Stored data
::::
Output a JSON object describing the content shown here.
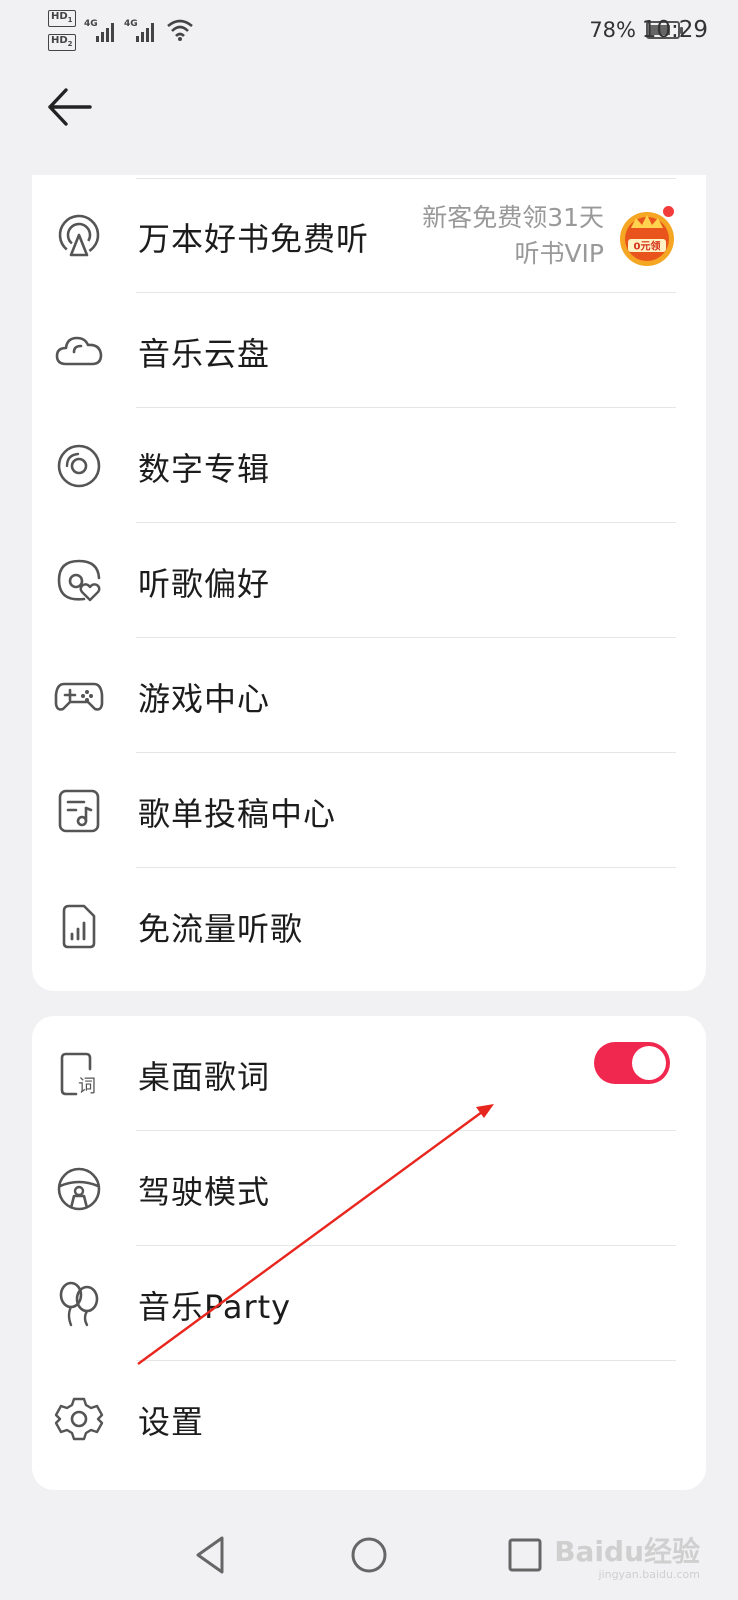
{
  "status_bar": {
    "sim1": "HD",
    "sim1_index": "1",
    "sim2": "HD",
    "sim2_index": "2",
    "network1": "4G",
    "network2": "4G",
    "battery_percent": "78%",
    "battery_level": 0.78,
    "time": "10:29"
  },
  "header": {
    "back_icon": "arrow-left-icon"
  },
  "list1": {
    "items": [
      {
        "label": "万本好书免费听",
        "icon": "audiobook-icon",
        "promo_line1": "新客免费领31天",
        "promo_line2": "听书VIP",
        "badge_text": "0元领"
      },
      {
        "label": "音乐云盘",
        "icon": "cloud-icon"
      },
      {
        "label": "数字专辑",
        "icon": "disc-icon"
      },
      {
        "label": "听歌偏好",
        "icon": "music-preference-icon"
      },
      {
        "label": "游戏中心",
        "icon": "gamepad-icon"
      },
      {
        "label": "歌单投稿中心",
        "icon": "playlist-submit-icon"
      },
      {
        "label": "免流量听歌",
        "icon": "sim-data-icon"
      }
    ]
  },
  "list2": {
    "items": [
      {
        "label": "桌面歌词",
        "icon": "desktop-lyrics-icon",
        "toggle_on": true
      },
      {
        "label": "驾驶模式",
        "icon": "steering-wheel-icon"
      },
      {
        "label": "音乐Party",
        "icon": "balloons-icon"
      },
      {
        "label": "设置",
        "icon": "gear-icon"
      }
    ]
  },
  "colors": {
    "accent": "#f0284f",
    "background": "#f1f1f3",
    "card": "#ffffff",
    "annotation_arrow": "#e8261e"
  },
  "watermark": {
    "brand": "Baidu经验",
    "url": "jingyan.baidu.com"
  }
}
::::
REQUIRED WORK: Copy every record above exactly, leaving out any pictures.

RESULT OF THE EXERCISE:
Output a JSON object describing the content shown here.
{
  "status_bar": {
    "sim1": "HD",
    "sim1_index": "1",
    "sim2": "HD",
    "sim2_index": "2",
    "network1": "4G",
    "network2": "4G",
    "battery_percent": "78%",
    "battery_level": 0.78,
    "time": "10:29"
  },
  "header": {
    "back_icon": "arrow-left-icon"
  },
  "list1": {
    "items": [
      {
        "label": "万本好书免费听",
        "icon": "audiobook-icon",
        "promo_line1": "新客免费领31天",
        "promo_line2": "听书VIP",
        "badge_text": "0元领"
      },
      {
        "label": "音乐云盘",
        "icon": "cloud-icon"
      },
      {
        "label": "数字专辑",
        "icon": "disc-icon"
      },
      {
        "label": "听歌偏好",
        "icon": "music-preference-icon"
      },
      {
        "label": "游戏中心",
        "icon": "gamepad-icon"
      },
      {
        "label": "歌单投稿中心",
        "icon": "playlist-submit-icon"
      },
      {
        "label": "免流量听歌",
        "icon": "sim-data-icon"
      }
    ]
  },
  "list2": {
    "items": [
      {
        "label": "桌面歌词",
        "icon": "desktop-lyrics-icon",
        "toggle_on": true
      },
      {
        "label": "驾驶模式",
        "icon": "steering-wheel-icon"
      },
      {
        "label": "音乐Party",
        "icon": "balloons-icon"
      },
      {
        "label": "设置",
        "icon": "gear-icon"
      }
    ]
  },
  "colors": {
    "accent": "#f0284f",
    "background": "#f1f1f3",
    "card": "#ffffff",
    "annotation_arrow": "#e8261e"
  },
  "watermark": {
    "brand": "Baidu经验",
    "url": "jingyan.baidu.com"
  }
}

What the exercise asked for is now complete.